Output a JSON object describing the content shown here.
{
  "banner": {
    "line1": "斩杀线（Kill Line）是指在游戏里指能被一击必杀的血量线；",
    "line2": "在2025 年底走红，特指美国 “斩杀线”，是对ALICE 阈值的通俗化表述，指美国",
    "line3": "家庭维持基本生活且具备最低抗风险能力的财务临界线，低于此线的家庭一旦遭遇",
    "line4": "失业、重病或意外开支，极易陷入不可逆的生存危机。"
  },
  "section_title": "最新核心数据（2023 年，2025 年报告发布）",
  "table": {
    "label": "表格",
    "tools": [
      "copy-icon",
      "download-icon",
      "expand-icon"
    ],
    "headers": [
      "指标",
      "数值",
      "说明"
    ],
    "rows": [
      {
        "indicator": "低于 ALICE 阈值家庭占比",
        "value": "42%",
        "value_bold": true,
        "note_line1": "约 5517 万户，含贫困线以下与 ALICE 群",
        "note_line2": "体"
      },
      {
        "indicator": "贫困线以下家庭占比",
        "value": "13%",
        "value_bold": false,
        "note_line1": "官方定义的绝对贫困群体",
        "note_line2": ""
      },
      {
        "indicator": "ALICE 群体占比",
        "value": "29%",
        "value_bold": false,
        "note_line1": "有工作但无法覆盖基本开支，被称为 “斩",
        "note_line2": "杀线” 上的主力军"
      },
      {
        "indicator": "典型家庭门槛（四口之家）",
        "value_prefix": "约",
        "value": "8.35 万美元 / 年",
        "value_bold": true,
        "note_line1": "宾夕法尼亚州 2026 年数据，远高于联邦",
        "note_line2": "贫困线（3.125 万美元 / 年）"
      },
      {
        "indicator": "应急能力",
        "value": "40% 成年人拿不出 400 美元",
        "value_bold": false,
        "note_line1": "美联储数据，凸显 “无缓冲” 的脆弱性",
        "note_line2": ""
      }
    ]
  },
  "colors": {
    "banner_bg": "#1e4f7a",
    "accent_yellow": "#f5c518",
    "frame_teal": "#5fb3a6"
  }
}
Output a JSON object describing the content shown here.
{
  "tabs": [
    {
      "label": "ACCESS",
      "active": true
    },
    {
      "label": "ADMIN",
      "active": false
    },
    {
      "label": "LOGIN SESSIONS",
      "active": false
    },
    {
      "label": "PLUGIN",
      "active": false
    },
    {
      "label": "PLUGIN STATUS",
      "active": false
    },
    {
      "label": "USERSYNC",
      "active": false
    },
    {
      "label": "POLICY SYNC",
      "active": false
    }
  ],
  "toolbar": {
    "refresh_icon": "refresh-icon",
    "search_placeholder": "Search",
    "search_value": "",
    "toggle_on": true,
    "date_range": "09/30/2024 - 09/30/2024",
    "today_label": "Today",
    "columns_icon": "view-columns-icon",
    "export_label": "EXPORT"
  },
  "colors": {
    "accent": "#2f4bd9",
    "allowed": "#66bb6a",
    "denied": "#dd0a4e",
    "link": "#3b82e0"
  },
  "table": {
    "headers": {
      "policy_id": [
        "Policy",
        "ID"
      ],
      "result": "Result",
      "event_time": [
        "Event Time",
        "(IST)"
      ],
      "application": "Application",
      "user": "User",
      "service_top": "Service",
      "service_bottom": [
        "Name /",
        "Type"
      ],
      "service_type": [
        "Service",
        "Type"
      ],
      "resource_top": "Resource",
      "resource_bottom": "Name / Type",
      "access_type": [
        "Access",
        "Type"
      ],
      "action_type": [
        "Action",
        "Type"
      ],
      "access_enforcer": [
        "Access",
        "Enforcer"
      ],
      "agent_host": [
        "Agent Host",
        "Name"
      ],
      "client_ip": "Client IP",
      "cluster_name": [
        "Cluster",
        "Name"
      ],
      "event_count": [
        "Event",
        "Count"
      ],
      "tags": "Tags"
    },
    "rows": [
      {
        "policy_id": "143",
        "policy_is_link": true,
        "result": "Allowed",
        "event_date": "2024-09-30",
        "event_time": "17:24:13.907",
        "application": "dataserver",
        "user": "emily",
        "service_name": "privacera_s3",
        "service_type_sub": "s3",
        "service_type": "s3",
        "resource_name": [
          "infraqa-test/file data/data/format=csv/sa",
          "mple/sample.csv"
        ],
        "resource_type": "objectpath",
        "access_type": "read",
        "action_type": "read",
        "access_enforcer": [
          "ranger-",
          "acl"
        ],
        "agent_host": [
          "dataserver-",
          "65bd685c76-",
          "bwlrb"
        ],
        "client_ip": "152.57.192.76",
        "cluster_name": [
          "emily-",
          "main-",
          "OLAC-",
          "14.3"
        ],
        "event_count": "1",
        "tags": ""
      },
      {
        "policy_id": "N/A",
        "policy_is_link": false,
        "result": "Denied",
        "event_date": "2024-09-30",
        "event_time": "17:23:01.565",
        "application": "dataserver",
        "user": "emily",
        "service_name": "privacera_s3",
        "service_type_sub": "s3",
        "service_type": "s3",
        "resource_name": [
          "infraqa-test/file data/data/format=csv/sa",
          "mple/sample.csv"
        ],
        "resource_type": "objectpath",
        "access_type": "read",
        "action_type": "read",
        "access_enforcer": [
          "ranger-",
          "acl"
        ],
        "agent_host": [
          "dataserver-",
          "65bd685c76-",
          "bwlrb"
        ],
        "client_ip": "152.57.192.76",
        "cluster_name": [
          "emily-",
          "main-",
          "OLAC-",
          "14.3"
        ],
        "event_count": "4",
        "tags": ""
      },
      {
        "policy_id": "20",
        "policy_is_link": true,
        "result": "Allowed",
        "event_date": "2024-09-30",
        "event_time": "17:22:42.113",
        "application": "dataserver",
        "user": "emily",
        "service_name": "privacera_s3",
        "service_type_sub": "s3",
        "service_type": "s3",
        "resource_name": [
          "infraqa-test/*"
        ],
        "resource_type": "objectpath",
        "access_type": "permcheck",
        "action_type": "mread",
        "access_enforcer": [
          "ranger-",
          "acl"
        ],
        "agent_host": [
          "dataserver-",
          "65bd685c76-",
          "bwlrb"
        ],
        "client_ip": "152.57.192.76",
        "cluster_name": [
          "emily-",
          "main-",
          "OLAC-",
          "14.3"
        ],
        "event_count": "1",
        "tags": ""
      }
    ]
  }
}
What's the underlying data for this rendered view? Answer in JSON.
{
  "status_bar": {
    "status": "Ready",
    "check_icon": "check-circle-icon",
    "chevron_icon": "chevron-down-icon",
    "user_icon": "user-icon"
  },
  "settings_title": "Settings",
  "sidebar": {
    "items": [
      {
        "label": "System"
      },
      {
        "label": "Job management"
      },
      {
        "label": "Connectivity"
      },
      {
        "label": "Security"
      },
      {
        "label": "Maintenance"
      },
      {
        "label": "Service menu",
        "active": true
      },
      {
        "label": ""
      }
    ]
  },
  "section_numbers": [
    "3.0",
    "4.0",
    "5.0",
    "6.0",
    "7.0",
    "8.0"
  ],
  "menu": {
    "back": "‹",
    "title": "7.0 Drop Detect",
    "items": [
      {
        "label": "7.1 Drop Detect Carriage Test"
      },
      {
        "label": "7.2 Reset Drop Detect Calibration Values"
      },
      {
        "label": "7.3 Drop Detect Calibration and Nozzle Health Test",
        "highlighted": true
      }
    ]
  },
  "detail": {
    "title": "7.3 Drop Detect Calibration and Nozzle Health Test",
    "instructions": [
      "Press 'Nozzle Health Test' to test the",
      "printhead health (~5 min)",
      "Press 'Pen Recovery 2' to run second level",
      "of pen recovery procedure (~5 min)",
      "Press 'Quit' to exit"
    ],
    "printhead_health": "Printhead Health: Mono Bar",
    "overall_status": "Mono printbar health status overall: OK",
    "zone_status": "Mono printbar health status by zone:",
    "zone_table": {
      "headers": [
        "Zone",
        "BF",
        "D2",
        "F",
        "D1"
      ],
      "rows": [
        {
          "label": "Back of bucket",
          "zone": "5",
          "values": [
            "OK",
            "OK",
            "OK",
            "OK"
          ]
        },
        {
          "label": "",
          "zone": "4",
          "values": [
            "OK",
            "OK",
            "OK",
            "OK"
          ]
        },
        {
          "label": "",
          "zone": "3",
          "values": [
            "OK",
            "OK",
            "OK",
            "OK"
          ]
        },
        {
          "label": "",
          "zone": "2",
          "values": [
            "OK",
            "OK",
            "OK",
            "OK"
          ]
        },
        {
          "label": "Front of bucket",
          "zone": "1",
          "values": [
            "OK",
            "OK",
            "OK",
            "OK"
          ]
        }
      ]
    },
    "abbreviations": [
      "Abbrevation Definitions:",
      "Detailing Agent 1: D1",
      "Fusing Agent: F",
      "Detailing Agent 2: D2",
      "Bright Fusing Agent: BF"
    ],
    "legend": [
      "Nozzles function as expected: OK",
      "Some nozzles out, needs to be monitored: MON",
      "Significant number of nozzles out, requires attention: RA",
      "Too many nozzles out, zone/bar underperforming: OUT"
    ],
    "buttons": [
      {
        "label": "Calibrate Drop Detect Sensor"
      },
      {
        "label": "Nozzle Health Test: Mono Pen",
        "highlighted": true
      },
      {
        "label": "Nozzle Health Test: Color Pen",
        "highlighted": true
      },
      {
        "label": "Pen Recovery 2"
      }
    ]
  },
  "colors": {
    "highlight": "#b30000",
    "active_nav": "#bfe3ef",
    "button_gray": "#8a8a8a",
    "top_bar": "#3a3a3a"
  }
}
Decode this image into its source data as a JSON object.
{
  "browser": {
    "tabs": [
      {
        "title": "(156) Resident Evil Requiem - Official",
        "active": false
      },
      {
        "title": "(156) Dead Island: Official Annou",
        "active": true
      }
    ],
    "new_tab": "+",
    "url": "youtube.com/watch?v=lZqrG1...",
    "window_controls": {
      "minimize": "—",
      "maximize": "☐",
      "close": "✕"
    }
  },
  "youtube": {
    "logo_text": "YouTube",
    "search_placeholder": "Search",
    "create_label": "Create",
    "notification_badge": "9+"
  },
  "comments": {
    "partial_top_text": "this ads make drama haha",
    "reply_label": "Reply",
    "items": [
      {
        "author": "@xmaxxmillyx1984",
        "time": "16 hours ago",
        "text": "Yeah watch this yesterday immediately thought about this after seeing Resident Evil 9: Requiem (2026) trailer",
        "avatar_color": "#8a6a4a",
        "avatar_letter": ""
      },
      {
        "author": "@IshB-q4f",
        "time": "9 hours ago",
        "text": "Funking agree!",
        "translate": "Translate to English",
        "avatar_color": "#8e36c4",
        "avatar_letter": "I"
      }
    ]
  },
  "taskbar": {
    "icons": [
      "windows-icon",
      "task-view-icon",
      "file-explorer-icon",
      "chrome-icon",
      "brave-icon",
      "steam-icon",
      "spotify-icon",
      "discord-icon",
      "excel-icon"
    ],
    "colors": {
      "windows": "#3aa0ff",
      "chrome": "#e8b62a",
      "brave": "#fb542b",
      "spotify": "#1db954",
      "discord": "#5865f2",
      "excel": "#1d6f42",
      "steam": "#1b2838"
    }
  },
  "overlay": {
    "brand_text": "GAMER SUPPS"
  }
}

****************************************

### WORK TO COMPLETE
All lines from the one that contains "Decode this image" through the end of the material are to be quoted exactly, with both ends included.

### FULL ANSWER
Decode this image into its source data as a JSON object.
{
  "browser": {
    "tabs": [
      {
        "title": "(156) Resident Evil Requiem - Official",
        "active": false
      },
      {
        "title": "(156) Dead Island: Official Annou",
        "active": true
      }
    ],
    "new_tab": "+",
    "url": "youtube.com/watch?v=lZqrG1...",
    "window_controls": {
      "minimize": "—",
      "maximize": "☐",
      "close": "✕"
    }
  },
  "youtube": {
    "logo_text": "YouTube",
    "search_placeholder": "Search",
    "create_label": "Create",
    "notification_badge": "9+"
  },
  "comments": {
    "partial_top_text": "this ads make drama haha",
    "reply_label": "Reply",
    "items": [
      {
        "author": "@xmaxxmillyx1984",
        "time": "16 hours ago",
        "text": "Yeah watch this yesterday immediately thought about this after seeing Resident Evil 9: Requiem (2026) trailer",
        "avatar_color": "#8a6a4a",
        "avatar_letter": ""
      },
      {
        "author": "@IshB-q4f",
        "time": "9 hours ago",
        "text": "Funking agree!",
        "translate": "Translate to English",
        "avatar_color": "#8e36c4",
        "avatar_letter": "I"
      }
    ]
  },
  "taskbar": {
    "icons": [
      "windows-icon",
      "task-view-icon",
      "file-explorer-icon",
      "chrome-icon",
      "brave-icon",
      "steam-icon",
      "spotify-icon",
      "discord-icon",
      "excel-icon"
    ],
    "colors": {
      "windows": "#3aa0ff",
      "chrome": "#e8b62a",
      "brave": "#fb542b",
      "spotify": "#1db954",
      "discord": "#5865f2",
      "excel": "#1d6f42",
      "steam": "#1b2838"
    }
  },
  "overlay": {
    "brand_text": "GAMER SUPPS"
  }
}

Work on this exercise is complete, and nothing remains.